Data records
***

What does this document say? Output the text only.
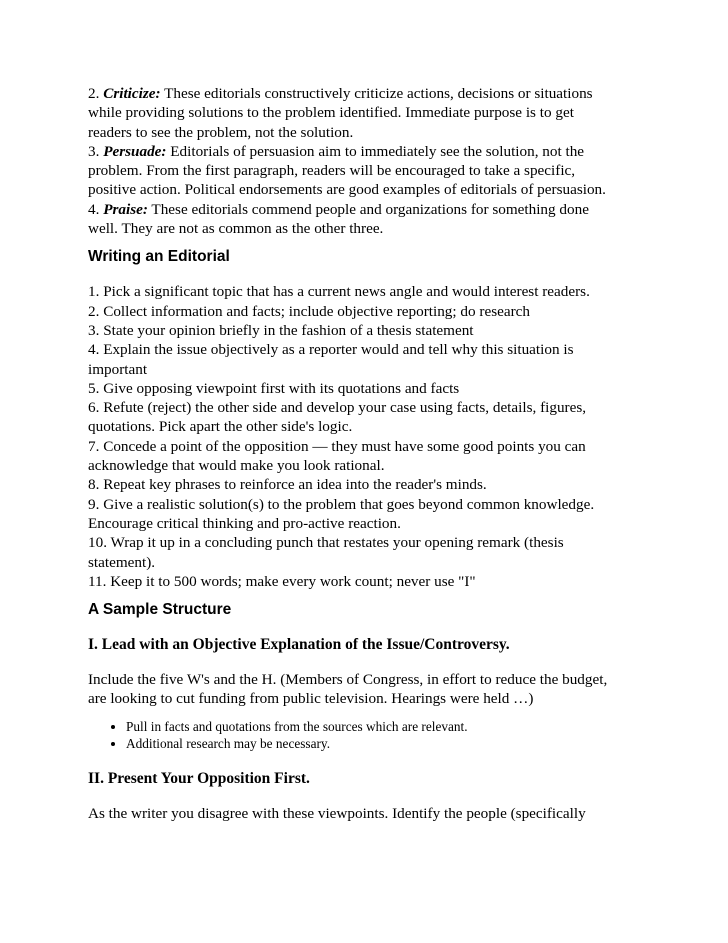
2. Criticize: These editorials constructively criticize actions, decisions or situations

while providing solutions to the problem identified. Immediate purpose is to get

readers to see the problem, not the solution.

3. Persuade: Editorials of persuasion aim to immediately see the solution, not the

problem. From the first paragraph, readers will be encouraged to take a specific,

positive action. Political endorsements are good examples of editorials of persuasion.

4. Praise: These editorials commend people and organizations for something done

well. They are not as common as the other three.

Writing an Editorial

1. Pick a significant topic that has a current news angle and would interest readers.

2. Collect information and facts; include objective reporting; do research

3. State your opinion briefly in the fashion of a thesis statement

4. Explain the issue objectively as a reporter would and tell why this situation is

important

5. Give opposing viewpoint first with its quotations and facts

6. Refute (reject) the other side and develop your case using facts, details, figures,

quotations. Pick apart the other side's logic.

7. Concede a point of the opposition — they must have some good points you can

acknowledge that would make you look rational.

8. Repeat key phrases to reinforce an idea into the reader's minds.

9. Give a realistic solution(s) to the problem that goes beyond common knowledge.

Encourage critical thinking and pro-active reaction.

10. Wrap it up in a concluding punch that restates your opening remark (thesis

statement).

11. Keep it to 500 words; make every work count; never use "I"

A Sample Structure
I. Lead with an Objective Explanation of the Issue/Controversy.

Include the five W's and the H. (Members of Congress, in effort to reduce the budget,

are looking to cut funding from public television. Hearings were held …)

• Pull in facts and quotations from the sources which are relevant.
• Additional research may be necessary.
II. Present Your Opposition First.

As the writer you disagree with these viewpoints. Identify the people (specifically
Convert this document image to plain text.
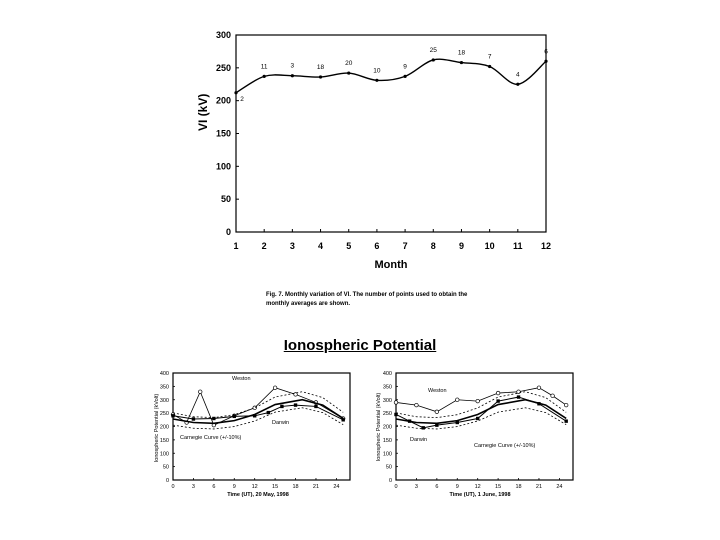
VI (kV)
Month
0
50
100
150
200
250
300
1	2	3	4	5	6	7	8	9 10 11 12
2
11	3	18
20
10
9
25	18
7
4
6
Fig. 7. Monthly variation of VI. The number of points used to obtain the
monthly averages are shown.
Ionospheric Potential (kVolt)
Time (UT), 20 May, 1998
0
50
100
150
200
250
300
350
400
0	3	6	9	12	15	18	21	24
Weston
Darwin
Carnegie Curve (+/-10%)	Ionospheric Potential (kVolt)
Time (UT), 1 June, 1998
0
50
100
150
200
250
300
350
400
0	3	6	9	12	15	18	21	24
Weston
Darwin
Carnegie Curve (+/-10%)
Ionospheric Potential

***

Work to be completed:
Restate the whole of the material word for word without the pictures.

Response to this exercise:
What does this document say? Output the text only.
2. Criticize: These editorials constructively criticize actions, decisions or situations

while providing solutions to the problem identified. Immediate purpose is to get

readers to see the problem, not the solution.

3. Persuade: Editorials of persuasion aim to immediately see the solution, not the

problem. From the first paragraph, readers will be encouraged to take a specific,

positive action. Political endorsements are good examples of editorials of persuasion.

4. Praise: These editorials commend people and organizations for something done

well. They are not as common as the other three.

Writing an Editorial

1. Pick a significant topic that has a current news angle and would interest readers.

2. Collect information and facts; include objective reporting; do research

3. State your opinion briefly in the fashion of a thesis statement

4. Explain the issue objectively as a reporter would and tell why this situation is

important

5. Give opposing viewpoint first with its quotations and facts

6. Refute (reject) the other side and develop your case using facts, details, figures,

quotations. Pick apart the other side's logic.

7. Concede a point of the opposition — they must have some good points you can

acknowledge that would make you look rational.

8. Repeat key phrases to reinforce an idea into the reader's minds.

9. Give a realistic solution(s) to the problem that goes beyond common knowledge.

Encourage critical thinking and pro-active reaction.

10. Wrap it up in a concluding punch that restates your opening remark (thesis

statement).

11. Keep it to 500 words; make every work count; never use "I"

A Sample Structure
I. Lead with an Objective Explanation of the Issue/Controversy.

Include the five W's and the H. (Members of Congress, in effort to reduce the budget,

are looking to cut funding from public television. Hearings were held …)

• Pull in facts and quotations from the sources which are relevant.
• Additional research may be necessary.
II. Present Your Opposition First.

As the writer you disagree with these viewpoints. Identify the people (specifically
Convert this document image to plain text.
VI (kV)
Month
0
50
100
150
200
250
300
1	2	3	4	5	6	7	8	9 10 11 12
2
11	3	18
20
10
9
25	18
7
4
6
Fig. 7. Monthly variation of VI. The number of points used to obtain the
monthly averages are shown.
Ionospheric Potential (kVolt)
Time (UT), 20 May, 1998
0
50
100
150
200
250
300
350
400
0	3	6	9	12	15	18	21	24
Weston
Darwin
Carnegie Curve (+/-10%)	Ionospheric Potential (kVolt)
Time (UT), 1 June, 1998
0
50
100
150
200
250
300
350
400
0	3	6	9	12	15	18	21	24
Weston
Darwin
Carnegie Curve (+/-10%)
Ionospheric Potential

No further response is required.